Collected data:
%%
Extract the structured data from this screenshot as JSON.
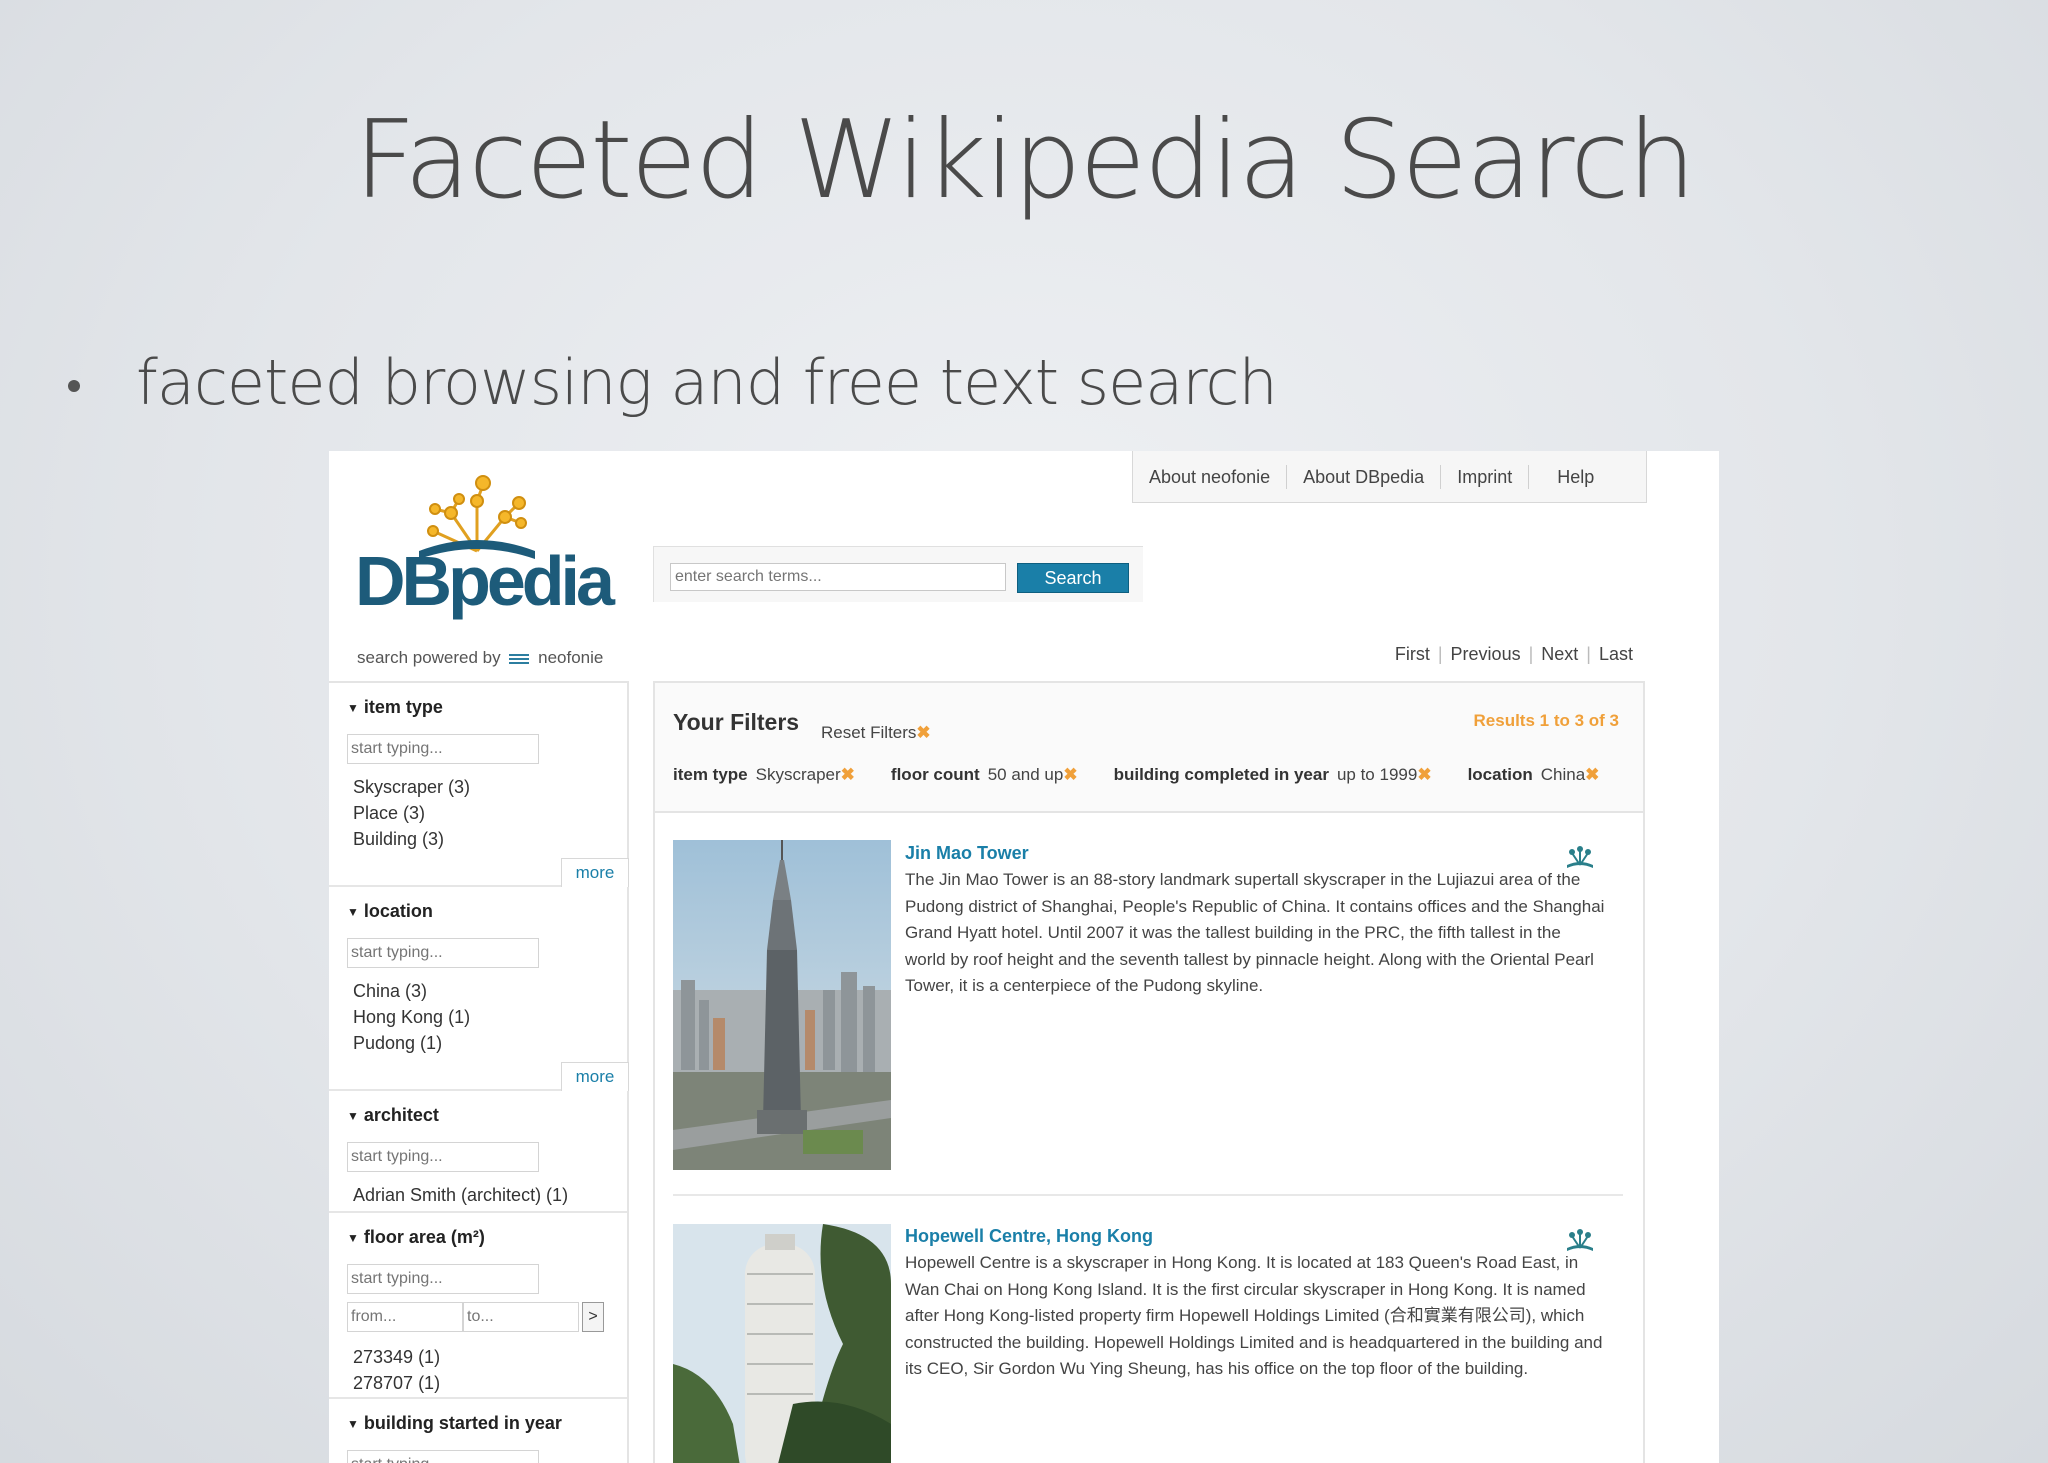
{
  "slide": {
    "title": "Faceted Wikipedia Search",
    "bullet": "faceted browsing and free text search"
  },
  "nav": {
    "links": [
      "About neofonie",
      "About DBpedia",
      "Imprint",
      "Help"
    ]
  },
  "logo": {
    "word": "DBpedia",
    "powered_by": "search powered by",
    "brand": "neofonie"
  },
  "search": {
    "placeholder": "enter search terms...",
    "button": "Search"
  },
  "pager": {
    "first": "First",
    "previous": "Previous",
    "next": "Next",
    "last": "Last"
  },
  "facets": {
    "item_type": {
      "title": "item type",
      "placeholder": "start typing...",
      "items": [
        "Skyscraper (3)",
        "Place (3)",
        "Building (3)"
      ],
      "more": "more"
    },
    "location": {
      "title": "location",
      "placeholder": "start typing...",
      "items": [
        "China (3)",
        "Hong Kong (1)",
        "Pudong (1)"
      ],
      "more": "more"
    },
    "architect": {
      "title": "architect",
      "placeholder": "start typing...",
      "items": [
        "Adrian Smith (architect) (1)"
      ]
    },
    "floor_area": {
      "title": "floor area (m²)",
      "placeholder": "start typing...",
      "from": "from...",
      "to": "to...",
      "go": ">",
      "items": [
        "273349 (1)",
        "278707 (1)"
      ]
    },
    "building_started": {
      "title": "building started in year",
      "placeholder": "start typing..."
    }
  },
  "filters": {
    "title": "Your Filters",
    "reset": "Reset Filters",
    "x": "✖",
    "results": "Results 1 to 3 of 3",
    "active": [
      {
        "label": "item type",
        "value": "Skyscraper"
      },
      {
        "label": "floor count",
        "value": "50 and up"
      },
      {
        "label": "building completed in year",
        "value": "up to 1999"
      },
      {
        "label": "location",
        "value": "China"
      }
    ]
  },
  "results": [
    {
      "title": "Jin Mao Tower",
      "text": "The Jin Mao Tower is an 88-story landmark supertall skyscraper in the Lujiazui area of the Pudong district of Shanghai, People's Republic of China. It contains offices and the Shanghai Grand Hyatt hotel. Until 2007 it was the tallest building in the PRC, the fifth tallest in the world by roof height and the seventh tallest by pinnacle height. Along with the Oriental Pearl Tower, it is a centerpiece of the Pudong skyline."
    },
    {
      "title": "Hopewell Centre, Hong Kong",
      "text": "Hopewell Centre is a skyscraper in Hong Kong. It is located at 183 Queen's Road East, in Wan Chai on Hong Kong Island. It is the first circular skyscraper in Hong Kong. It is named after Hong Kong-listed property firm Hopewell Holdings Limited (合和實業有限公司), which constructed the building. Hopewell Holdings Limited and is headquartered in the building and its CEO, Sir Gordon Wu Ying Sheung, has his office on the top floor of the building."
    }
  ],
  "colors": {
    "accent": "#1a7fa8",
    "filter_x": "#f0a03a",
    "logo": "#1d5b7a"
  }
}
%%
GIVEN REQUEST: Determine how many lines of the listing above hold the word "China". Report that number without anything else.

RESULT OF THE TASK: 3